#### STATED EXERCISE:
Look for "Export" in the listing below. Gather each line that contains it.

#### DATA SHOWN:
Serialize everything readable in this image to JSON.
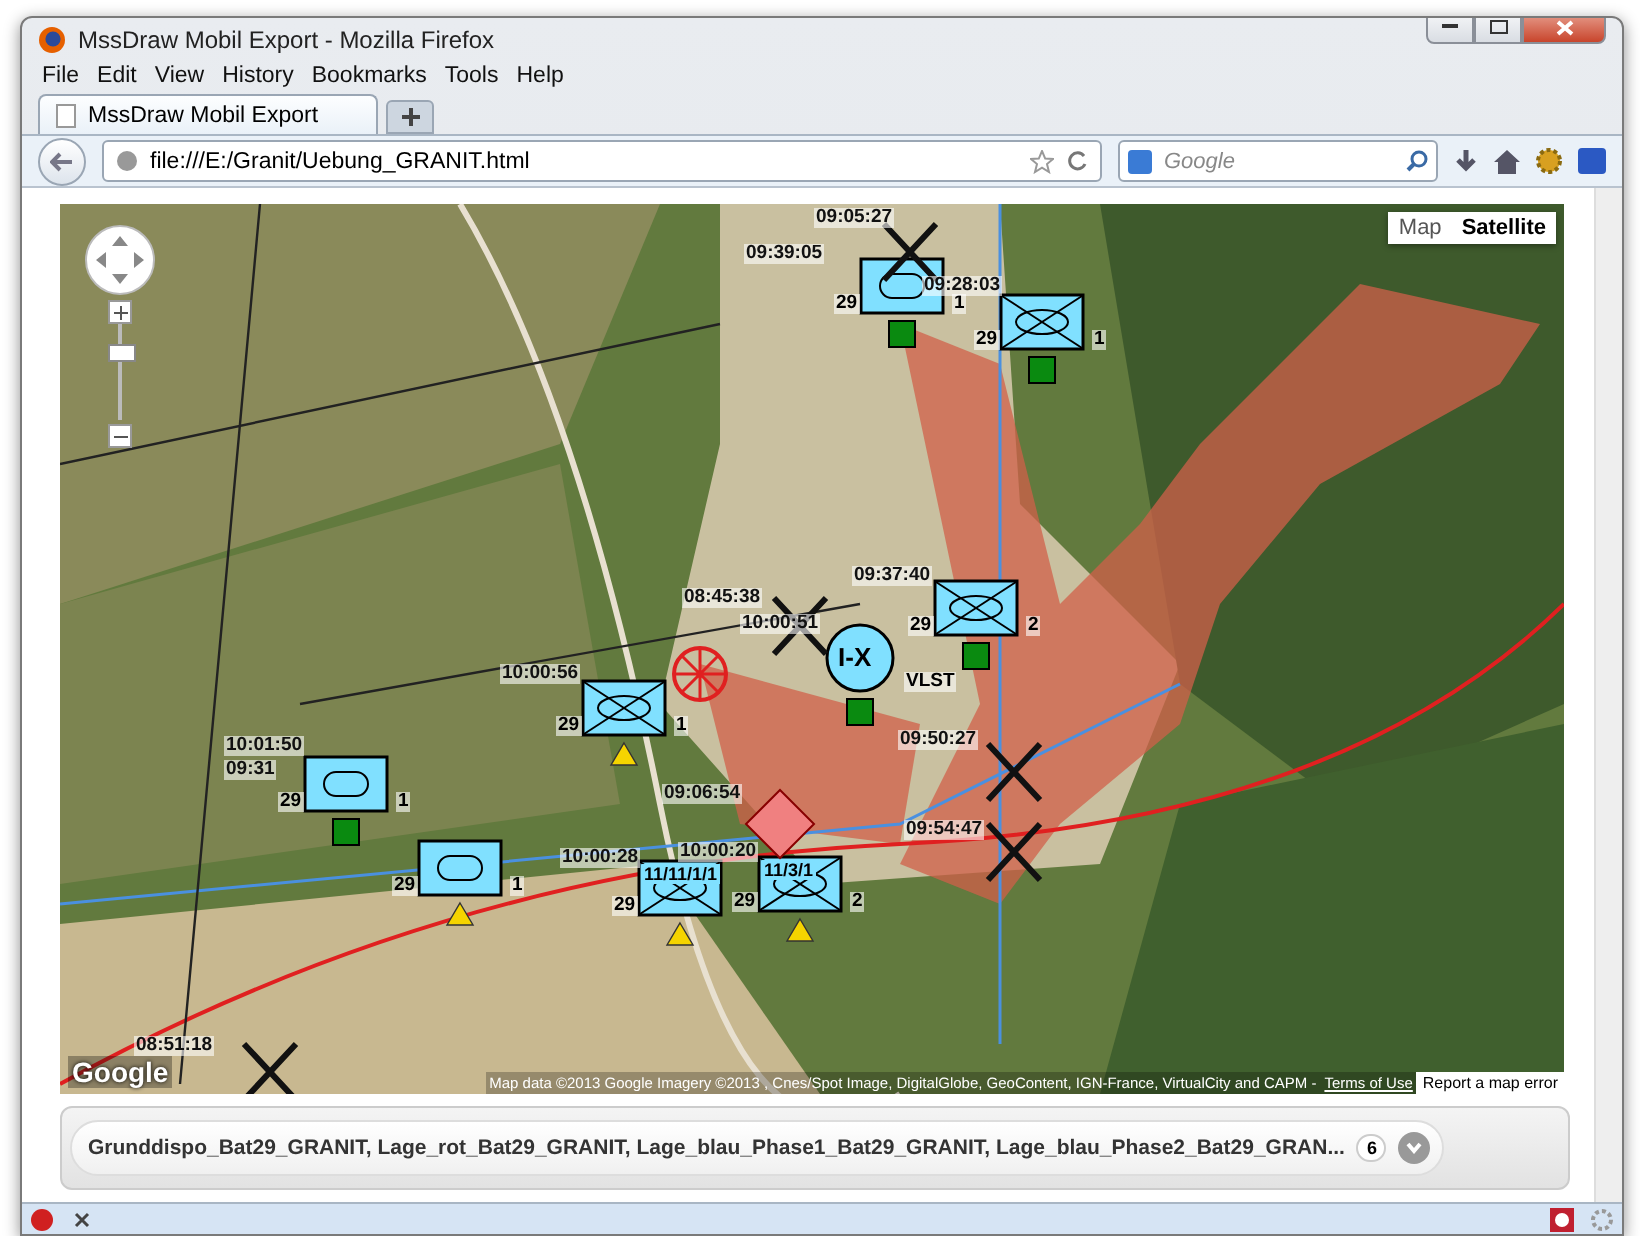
{
  "window": {
    "title": "MssDraw Mobil Export - Mozilla Firefox"
  },
  "menu": [
    "File",
    "Edit",
    "View",
    "History",
    "Bookmarks",
    "Tools",
    "Help"
  ],
  "tabs": [
    {
      "label": "MssDraw Mobil Export",
      "selected": true
    }
  ],
  "address": {
    "value": "file:///E:/Granit/Uebung_GRANIT.html"
  },
  "search": {
    "placeholder": "Google"
  },
  "map": {
    "type_buttons": [
      {
        "label": "Map",
        "selected": false
      },
      {
        "label": "Satellite",
        "selected": true
      }
    ],
    "units": [
      {
        "kind": "armor",
        "left_label": "29",
        "right_label": "1",
        "marker": {
          "kind": "square",
          "color": "#0a8a10"
        }
      },
      {
        "kind": "infantry",
        "left_label": "29",
        "right_label": "1",
        "marker": {
          "kind": "square",
          "color": "#0a8a10"
        }
      },
      {
        "kind": "infantry",
        "left_label": "29",
        "right_label": "2",
        "marker": {
          "kind": "square",
          "color": "#0a8a10"
        }
      },
      {
        "kind": "hq",
        "designation": "I-X",
        "right_label": "VLST",
        "marker": {
          "kind": "square",
          "color": "#0a8a10"
        }
      },
      {
        "kind": "infantry",
        "left_label": "29",
        "right_label": "1",
        "marker": {
          "kind": "triangle",
          "color": "#f5d400"
        }
      },
      {
        "kind": "armor",
        "left_label": "29",
        "right_label": "1",
        "marker": {
          "kind": "square",
          "color": "#0a8a10"
        }
      },
      {
        "kind": "armor",
        "left_label": "29",
        "right_label": "1",
        "marker": {
          "kind": "triangle",
          "color": "#f5d400"
        }
      },
      {
        "kind": "infantry",
        "left_label": "29",
        "designation": "11/11/1/1",
        "marker": {
          "kind": "triangle",
          "color": "#f5d400"
        }
      },
      {
        "kind": "infantry",
        "left_label": "29",
        "designation": "11/3/1",
        "right_label": "2",
        "marker": {
          "kind": "triangle",
          "color": "#f5d400"
        }
      }
    ],
    "times": [
      "09:05:27",
      "09:39:05",
      "09:28:03",
      "09:37:40",
      "08:45:38",
      "10:00:51",
      "10:00:56",
      "10:01:50",
      "09:31",
      "09:50:27",
      "09:06:54",
      "09:54:47",
      "10:00:20",
      "10:00:28",
      "08:51:18"
    ],
    "logo": "Google",
    "attribution": "Map data ©2013 Google Imagery ©2013 , Cnes/Spot Image, DigitalGlobe, GeoContent, IGN-France, VirtualCity and CAPM - ",
    "terms": "Terms of Use",
    "report": "Report a map error"
  },
  "layers": {
    "text": "Grunddispo_Bat29_GRANIT, Lage_rot_Bat29_GRANIT, Lage_blau_Phase1_Bat29_GRANIT, Lage_blau_Phase2_Bat29_GRAN...",
    "count": "6"
  }
}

#### RESPONSE FOR THIS EXERCISE:
    "title": "MssDraw Mobil Export - Mozilla Firefox"
      "label": "MssDraw Mobil Export",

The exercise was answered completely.